* [Supplied entries]:
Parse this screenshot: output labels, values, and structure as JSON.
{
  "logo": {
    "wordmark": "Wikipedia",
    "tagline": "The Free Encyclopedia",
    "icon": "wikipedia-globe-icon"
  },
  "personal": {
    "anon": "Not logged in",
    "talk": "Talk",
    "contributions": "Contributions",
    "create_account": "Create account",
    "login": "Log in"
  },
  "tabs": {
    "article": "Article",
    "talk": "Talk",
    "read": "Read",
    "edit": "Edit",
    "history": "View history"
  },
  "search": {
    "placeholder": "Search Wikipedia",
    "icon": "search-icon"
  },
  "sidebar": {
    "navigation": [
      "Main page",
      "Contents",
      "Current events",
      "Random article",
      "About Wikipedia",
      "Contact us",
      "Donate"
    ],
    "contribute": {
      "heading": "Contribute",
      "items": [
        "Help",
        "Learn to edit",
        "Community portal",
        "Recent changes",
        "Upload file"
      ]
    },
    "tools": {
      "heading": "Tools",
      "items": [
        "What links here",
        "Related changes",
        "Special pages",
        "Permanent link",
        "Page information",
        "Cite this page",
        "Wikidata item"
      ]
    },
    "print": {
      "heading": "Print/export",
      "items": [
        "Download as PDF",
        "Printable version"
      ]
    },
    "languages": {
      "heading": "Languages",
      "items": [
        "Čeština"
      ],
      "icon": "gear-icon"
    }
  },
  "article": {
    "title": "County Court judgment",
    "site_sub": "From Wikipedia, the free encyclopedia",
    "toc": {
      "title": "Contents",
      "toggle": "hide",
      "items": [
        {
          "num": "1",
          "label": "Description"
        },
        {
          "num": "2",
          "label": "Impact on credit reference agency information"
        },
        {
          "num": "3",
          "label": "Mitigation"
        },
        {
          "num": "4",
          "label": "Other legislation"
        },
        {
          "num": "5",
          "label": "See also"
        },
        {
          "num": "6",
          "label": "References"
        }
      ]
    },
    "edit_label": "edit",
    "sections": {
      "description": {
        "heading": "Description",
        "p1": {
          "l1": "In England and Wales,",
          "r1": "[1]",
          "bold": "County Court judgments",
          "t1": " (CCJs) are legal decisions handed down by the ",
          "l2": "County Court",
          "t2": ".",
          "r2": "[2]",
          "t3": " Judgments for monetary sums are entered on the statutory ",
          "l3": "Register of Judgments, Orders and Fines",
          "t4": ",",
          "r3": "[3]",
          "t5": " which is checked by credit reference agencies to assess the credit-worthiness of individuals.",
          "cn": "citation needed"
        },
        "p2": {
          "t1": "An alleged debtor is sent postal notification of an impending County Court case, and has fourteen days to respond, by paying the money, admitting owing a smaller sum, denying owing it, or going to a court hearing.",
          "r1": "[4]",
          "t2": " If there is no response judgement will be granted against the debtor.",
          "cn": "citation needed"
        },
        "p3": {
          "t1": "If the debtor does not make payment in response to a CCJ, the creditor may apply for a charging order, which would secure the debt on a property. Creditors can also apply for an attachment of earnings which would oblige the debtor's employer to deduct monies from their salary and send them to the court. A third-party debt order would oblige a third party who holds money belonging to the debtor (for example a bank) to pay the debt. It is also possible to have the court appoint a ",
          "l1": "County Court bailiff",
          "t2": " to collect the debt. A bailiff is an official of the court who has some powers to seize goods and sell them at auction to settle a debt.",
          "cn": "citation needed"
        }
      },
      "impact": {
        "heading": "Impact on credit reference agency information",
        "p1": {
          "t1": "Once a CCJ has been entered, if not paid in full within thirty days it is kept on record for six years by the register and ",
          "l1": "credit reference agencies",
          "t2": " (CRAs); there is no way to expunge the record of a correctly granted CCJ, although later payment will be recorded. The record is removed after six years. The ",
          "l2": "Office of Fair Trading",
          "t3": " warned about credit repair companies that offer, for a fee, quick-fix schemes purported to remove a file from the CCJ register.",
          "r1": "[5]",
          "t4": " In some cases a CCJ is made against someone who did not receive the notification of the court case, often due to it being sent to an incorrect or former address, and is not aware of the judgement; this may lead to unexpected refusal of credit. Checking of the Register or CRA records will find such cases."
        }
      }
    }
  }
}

* [Exercise requirements]:
Extract from the material all lines containing the string "which".

* [Worked answer]:
          "t5": " which is checked by credit reference agencies to assess the credit-worthiness of individuals.",
          "t1": "If the debtor does not make payment in response to a CCJ, the creditor may apply for a charging order, which would secure the debt on a property. Creditors can also apply for an attachment of earnings which would oblige the debtor's employer to deduct monies from their salary and send them to the court. A third-party debt order would oblige a third party who holds money belonging to the debtor (for example a bank) to pay the debt. It is also possible to have the court appoint a ",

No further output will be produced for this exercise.